> _YOUR OBJECTIVE_
From the entries below, copy every line that holds the word "Continue".

[Begin RECORDS SHOWN]

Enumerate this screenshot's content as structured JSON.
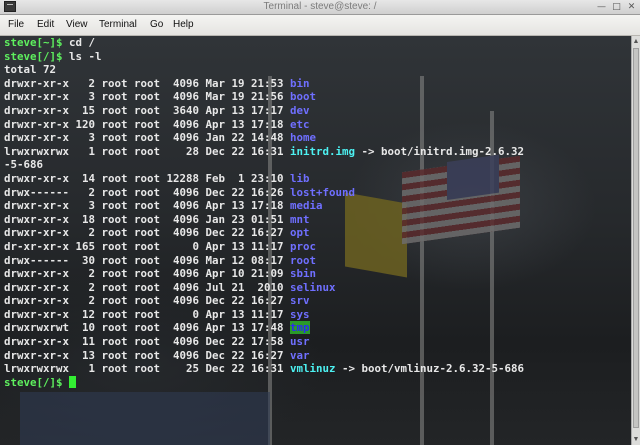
{
  "window": {
    "title": "Terminal - steve@steve: /",
    "icons": {
      "app": "terminal-icon",
      "minimize": "minimize-icon",
      "maximize": "maximize-icon",
      "close": "close-icon"
    }
  },
  "menubar": {
    "items": [
      "File",
      "Edit",
      "View",
      "Terminal",
      "Go",
      "Help"
    ]
  },
  "terminal": {
    "lines": [
      [
        [
          "ps",
          "steve[~]$"
        ],
        [
          "",
          "cd /"
        ]
      ],
      [
        [
          "ps",
          "steve[/]$"
        ],
        [
          "",
          "ls -l"
        ]
      ],
      [
        [
          "",
          "total 72"
        ]
      ],
      [
        [
          "",
          "drwxr-xr-x   2 root root  4096 Mar 19 21:53 "
        ],
        [
          "dir",
          "bin"
        ]
      ],
      [
        [
          "",
          "drwxr-xr-x   3 root root  4096 Mar 19 21:56 "
        ],
        [
          "dir",
          "boot"
        ]
      ],
      [
        [
          "",
          "drwxr-xr-x  15 root root  3640 Apr 13 17:17 "
        ],
        [
          "dir",
          "dev"
        ]
      ],
      [
        [
          "",
          "drwxr-xr-x 120 root root  4096 Apr 13 17:18 "
        ],
        [
          "dir",
          "etc"
        ]
      ],
      [
        [
          "",
          "drwxr-xr-x   3 root root  4096 Jan 22 14:48 "
        ],
        [
          "dir",
          "home"
        ]
      ],
      [
        [
          "",
          "lrwxrwxrwx   1 root root    28 Dec 22 16:31 "
        ],
        [
          "link",
          "initrd.img"
        ],
        [
          "",
          " -> boot/initrd.img-2.6.32"
        ]
      ],
      [
        [
          "",
          "-5-686"
        ]
      ],
      [
        [
          "",
          "drwxr-xr-x  14 root root 12288 Feb  1 23:10 "
        ],
        [
          "dir",
          "lib"
        ]
      ],
      [
        [
          "",
          "drwx------   2 root root  4096 Dec 22 16:26 "
        ],
        [
          "dir",
          "lost+found"
        ]
      ],
      [
        [
          "",
          "drwxr-xr-x   3 root root  4096 Apr 13 17:18 "
        ],
        [
          "dir",
          "media"
        ]
      ],
      [
        [
          "",
          "drwxr-xr-x  18 root root  4096 Jan 23 01:51 "
        ],
        [
          "dir",
          "mnt"
        ]
      ],
      [
        [
          "",
          "drwxr-xr-x   2 root root  4096 Dec 22 16:27 "
        ],
        [
          "dir",
          "opt"
        ]
      ],
      [
        [
          "",
          "dr-xr-xr-x 165 root root     0 Apr 13 11:17 "
        ],
        [
          "dir",
          "proc"
        ]
      ],
      [
        [
          "",
          "drwx------  30 root root  4096 Mar 12 08:17 "
        ],
        [
          "dir",
          "root"
        ]
      ],
      [
        [
          "",
          "drwxr-xr-x   2 root root  4096 Apr 10 21:09 "
        ],
        [
          "dir",
          "sbin"
        ]
      ],
      [
        [
          "",
          "drwxr-xr-x   2 root root  4096 Jul 21  2010 "
        ],
        [
          "dir",
          "selinux"
        ]
      ],
      [
        [
          "",
          "drwxr-xr-x   2 root root  4096 Dec 22 16:27 "
        ],
        [
          "dir",
          "srv"
        ]
      ],
      [
        [
          "",
          "drwxr-xr-x  12 root root     0 Apr 13 11:17 "
        ],
        [
          "dir",
          "sys"
        ]
      ],
      [
        [
          "",
          "drwxrwxrwt  10 root root  4096 Apr 13 17:48 "
        ],
        [
          "hl",
          "tmp"
        ]
      ],
      [
        [
          "",
          "drwxr-xr-x  11 root root  4096 Dec 22 17:58 "
        ],
        [
          "dir",
          "usr"
        ]
      ],
      [
        [
          "",
          "drwxr-xr-x  13 root root  4096 Dec 22 16:27 "
        ],
        [
          "dir",
          "var"
        ]
      ],
      [
        [
          "",
          "lrwxrwxrwx   1 root root    25 Dec 22 16:31 "
        ],
        [
          "link",
          "vmlinuz"
        ],
        [
          "",
          " -> boot/vmlinuz-2.6.32-5-686"
        ]
      ],
      [
        [
          "ps",
          "steve[/]$"
        ],
        [
          "",
          ""
        ]
      ]
    ]
  }
}
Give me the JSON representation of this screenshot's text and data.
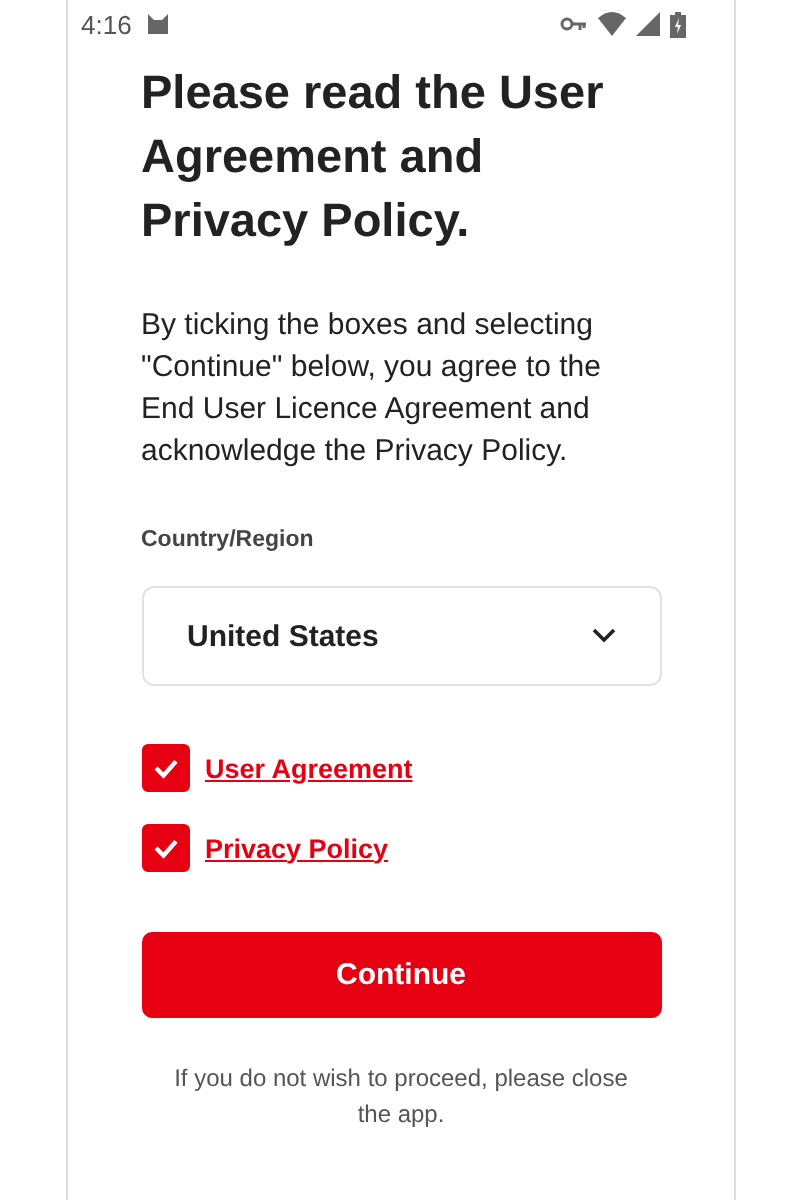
{
  "status_bar": {
    "time": "4:16"
  },
  "title": "Please read the User Agreement and Privacy Policy.",
  "description": "By ticking the boxes and selecting \"Continue\" below, you agree to the End User Licence Agreement and acknowledge the Privacy Policy.",
  "country": {
    "label": "Country/Region",
    "value": "United States"
  },
  "agreements": [
    {
      "label": "User Agreement",
      "checked": true
    },
    {
      "label": "Privacy Policy",
      "checked": true
    }
  ],
  "continue_button": "Continue",
  "footer": "If you do not wish to proceed, please close the app."
}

[End RECORDS SHOWN]

> _REPLY TO THE TASK_
  "description": "By ticking the boxes and selecting \"Continue\" below, you agree to the End User Licence Agreement and acknowledge the Privacy Policy.",
  "continue_button": "Continue",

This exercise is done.